● **分析文本**:
===============

类比:自动驾驶车在城市道路。Tesla 选『大胆自动 + 偶尔追尾』;Waymo 选『谨慎自动 + 必要时人工接管』。GitHub 那次是前者哲学撞墙,转向后者。分布式系统的成熟度不是『多自动化』而是『多懂得在哪里停下来等人』。
3. 容量估算:100 万 DAU 的 SaaS,主 Postgres 10k 写 QPS、读 50k QPS。CFO 想省钱问:『真的需要 5 个 read replica 吗?能不能砍到 2 个?』给一个有数字的分析。
砍副本前要把『副本承担什么职责』拆开。一刀切回答都是错的。
副本的 5 种职责,每种对副本数的需求不同:
- 读容量扩展:50k 读 QPS / 单副本承载力(假设 15k QPS) = 至少 4 副本。砍到 2 个直接读爆。
- HA / failover 备份:至少 1 个 semi-sync 同 AZ,不能复用读流量节点(避免 failover 时读容量瞬间减半)。
- 分析查询隔离:BI / 数据导出跑在专用副本,避免影响在线读。常 1 个 dedicated。
- 地理就近读:每个用户密集区域 1 个。欧美亚就是 3 个。
- 备份 / DR:1 个跨 region async 用于灾备。
分项加总:4(读)+ 1(HA sync)+ 1(分析)+ 跨 region 多个 ≈ 7-8。当前 5 个已经压缩了。
砍到 2 个的真实后果:
- 读容量从 60k 降到 30k QPS(含 leader 兜底),峰值流量直接挂;
- 分析查询打到 OLTP 节点,慢查询拖累整库;
- 失去地理就近读,欧洲用户 P99 从 50ms 涨到 200ms;
- failover 时唯一可用副本被全流量打爆,可能雪崩。

===============

● **任务说明**:
接着这段讲 Postgres 只读副本数量估算的分析文本，从最后一句之后往下写。 下列记录与此无关。

● **从某一集合中摘录的记录**:
===============

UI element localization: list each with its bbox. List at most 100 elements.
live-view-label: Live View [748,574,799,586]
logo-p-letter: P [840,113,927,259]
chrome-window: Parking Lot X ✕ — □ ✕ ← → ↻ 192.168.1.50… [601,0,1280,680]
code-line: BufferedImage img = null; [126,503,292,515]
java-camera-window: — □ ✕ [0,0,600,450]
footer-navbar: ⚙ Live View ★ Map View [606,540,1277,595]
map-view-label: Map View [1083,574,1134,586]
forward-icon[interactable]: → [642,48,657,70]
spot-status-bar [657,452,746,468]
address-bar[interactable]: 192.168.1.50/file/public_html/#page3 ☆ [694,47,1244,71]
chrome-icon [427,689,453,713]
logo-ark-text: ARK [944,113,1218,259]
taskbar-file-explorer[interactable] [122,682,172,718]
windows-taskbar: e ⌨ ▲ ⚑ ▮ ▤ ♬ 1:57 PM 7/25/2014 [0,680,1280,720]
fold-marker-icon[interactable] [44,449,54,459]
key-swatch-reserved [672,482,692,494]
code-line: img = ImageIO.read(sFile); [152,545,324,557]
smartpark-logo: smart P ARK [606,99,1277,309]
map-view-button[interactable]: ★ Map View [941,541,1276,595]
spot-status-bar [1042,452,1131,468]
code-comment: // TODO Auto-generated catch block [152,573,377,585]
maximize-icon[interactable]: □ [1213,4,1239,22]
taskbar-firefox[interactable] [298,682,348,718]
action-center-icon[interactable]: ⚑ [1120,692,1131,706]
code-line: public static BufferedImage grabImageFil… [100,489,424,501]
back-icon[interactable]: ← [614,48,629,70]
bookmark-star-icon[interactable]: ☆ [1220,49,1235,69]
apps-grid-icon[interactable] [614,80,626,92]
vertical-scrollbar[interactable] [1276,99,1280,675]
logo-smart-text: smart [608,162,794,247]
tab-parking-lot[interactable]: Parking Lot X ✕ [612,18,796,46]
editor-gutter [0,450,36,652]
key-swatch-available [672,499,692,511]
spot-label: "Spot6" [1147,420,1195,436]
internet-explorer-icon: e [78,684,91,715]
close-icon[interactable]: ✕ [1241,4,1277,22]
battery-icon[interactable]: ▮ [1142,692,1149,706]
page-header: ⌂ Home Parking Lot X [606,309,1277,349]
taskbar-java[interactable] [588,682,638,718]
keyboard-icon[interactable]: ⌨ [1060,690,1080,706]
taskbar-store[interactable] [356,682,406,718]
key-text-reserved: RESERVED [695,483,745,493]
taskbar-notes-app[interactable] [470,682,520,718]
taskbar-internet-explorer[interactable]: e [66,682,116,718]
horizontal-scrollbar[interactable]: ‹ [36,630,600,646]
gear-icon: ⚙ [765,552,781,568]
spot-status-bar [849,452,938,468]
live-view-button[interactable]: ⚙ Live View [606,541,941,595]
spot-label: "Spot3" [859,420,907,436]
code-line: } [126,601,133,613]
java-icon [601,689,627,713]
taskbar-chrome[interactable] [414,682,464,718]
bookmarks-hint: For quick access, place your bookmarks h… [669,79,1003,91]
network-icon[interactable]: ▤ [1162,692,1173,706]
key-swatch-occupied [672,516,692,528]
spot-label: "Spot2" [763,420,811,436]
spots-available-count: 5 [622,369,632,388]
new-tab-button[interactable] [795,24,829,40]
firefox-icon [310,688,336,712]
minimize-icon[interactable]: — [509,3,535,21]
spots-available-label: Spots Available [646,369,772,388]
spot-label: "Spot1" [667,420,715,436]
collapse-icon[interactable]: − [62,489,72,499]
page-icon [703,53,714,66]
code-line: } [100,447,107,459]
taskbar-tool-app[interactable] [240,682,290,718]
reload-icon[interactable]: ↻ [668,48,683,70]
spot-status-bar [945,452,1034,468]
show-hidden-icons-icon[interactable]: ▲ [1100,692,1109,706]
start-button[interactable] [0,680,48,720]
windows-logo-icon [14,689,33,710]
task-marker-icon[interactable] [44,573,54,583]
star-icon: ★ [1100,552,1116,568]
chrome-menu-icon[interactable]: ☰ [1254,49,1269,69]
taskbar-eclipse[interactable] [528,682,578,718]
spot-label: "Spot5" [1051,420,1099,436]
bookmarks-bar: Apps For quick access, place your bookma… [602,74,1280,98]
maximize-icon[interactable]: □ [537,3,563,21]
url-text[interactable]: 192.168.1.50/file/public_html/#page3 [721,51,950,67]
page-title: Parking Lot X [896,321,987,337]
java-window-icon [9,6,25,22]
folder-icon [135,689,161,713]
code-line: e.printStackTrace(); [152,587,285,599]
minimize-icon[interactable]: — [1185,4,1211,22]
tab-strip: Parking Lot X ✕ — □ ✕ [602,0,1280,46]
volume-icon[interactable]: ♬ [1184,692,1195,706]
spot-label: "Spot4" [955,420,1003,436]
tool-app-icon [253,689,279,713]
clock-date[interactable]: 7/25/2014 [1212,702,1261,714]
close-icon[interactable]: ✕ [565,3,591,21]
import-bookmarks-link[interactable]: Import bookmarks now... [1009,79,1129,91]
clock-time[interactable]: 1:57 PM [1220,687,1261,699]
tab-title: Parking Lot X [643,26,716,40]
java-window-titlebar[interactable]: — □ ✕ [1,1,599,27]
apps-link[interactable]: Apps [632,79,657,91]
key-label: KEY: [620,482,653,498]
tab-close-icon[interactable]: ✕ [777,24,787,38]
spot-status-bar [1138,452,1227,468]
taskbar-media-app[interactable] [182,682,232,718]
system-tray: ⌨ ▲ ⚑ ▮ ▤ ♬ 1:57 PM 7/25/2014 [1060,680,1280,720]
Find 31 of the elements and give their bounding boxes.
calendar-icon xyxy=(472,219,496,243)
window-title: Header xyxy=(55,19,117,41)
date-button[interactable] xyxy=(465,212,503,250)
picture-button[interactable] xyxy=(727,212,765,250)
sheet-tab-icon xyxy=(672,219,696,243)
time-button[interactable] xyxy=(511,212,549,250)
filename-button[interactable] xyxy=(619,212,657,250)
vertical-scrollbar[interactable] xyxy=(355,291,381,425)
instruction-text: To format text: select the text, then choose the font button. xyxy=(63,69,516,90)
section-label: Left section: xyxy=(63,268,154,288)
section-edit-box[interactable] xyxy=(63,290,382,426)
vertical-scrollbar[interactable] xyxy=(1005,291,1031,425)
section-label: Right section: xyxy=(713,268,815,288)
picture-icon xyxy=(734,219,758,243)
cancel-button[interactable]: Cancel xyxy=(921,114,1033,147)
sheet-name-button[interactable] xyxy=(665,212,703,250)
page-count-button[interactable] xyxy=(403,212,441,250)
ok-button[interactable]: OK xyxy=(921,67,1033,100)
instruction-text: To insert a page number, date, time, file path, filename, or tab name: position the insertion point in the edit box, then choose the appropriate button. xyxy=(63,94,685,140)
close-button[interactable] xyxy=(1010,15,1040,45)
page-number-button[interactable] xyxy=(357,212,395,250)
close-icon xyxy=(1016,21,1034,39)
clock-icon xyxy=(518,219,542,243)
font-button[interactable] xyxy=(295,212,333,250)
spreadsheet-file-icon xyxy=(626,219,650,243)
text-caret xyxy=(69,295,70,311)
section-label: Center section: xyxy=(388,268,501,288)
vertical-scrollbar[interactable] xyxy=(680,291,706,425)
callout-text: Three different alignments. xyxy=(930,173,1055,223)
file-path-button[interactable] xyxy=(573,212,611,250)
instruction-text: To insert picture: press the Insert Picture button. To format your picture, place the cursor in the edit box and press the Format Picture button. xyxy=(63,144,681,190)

===============

● **任务结果**:
替代方案(真省钱):
- 缓存(Redis)拦住 70% 读 → 副本数可以从 4 降到 2;
- 分析查询走 CDC → ClickHouse / BigQuery,副本不再背 BI;
- 跨 region 读副本只在欧洲(最大市场)保留,亚洲降级走 us-east + 边缘 CDN;
- HA 副本用便宜机型(不承读流量,只要追平 WAL)。
给 CFO 的回答:不能盲砍。但可以把 8 万/月(5 副本 × r6i.4xlarge)优化到 4 万/月——前提是先投资 Redis 集群、CDC 管线、监控。这是『把成本从硬件移到工程』,工程一次性投入,长期省。
『副本数』从来不是孤立配置,是整个读路径架构的结果。
4. CRDT 听起来是 multi-leader 冲突的银弹(自动合并、无需协调)。它有什么硬性限制?为什么 Google Docs / Figma 即使用 OT/CRDT 也仍然需要一个 server-side authority?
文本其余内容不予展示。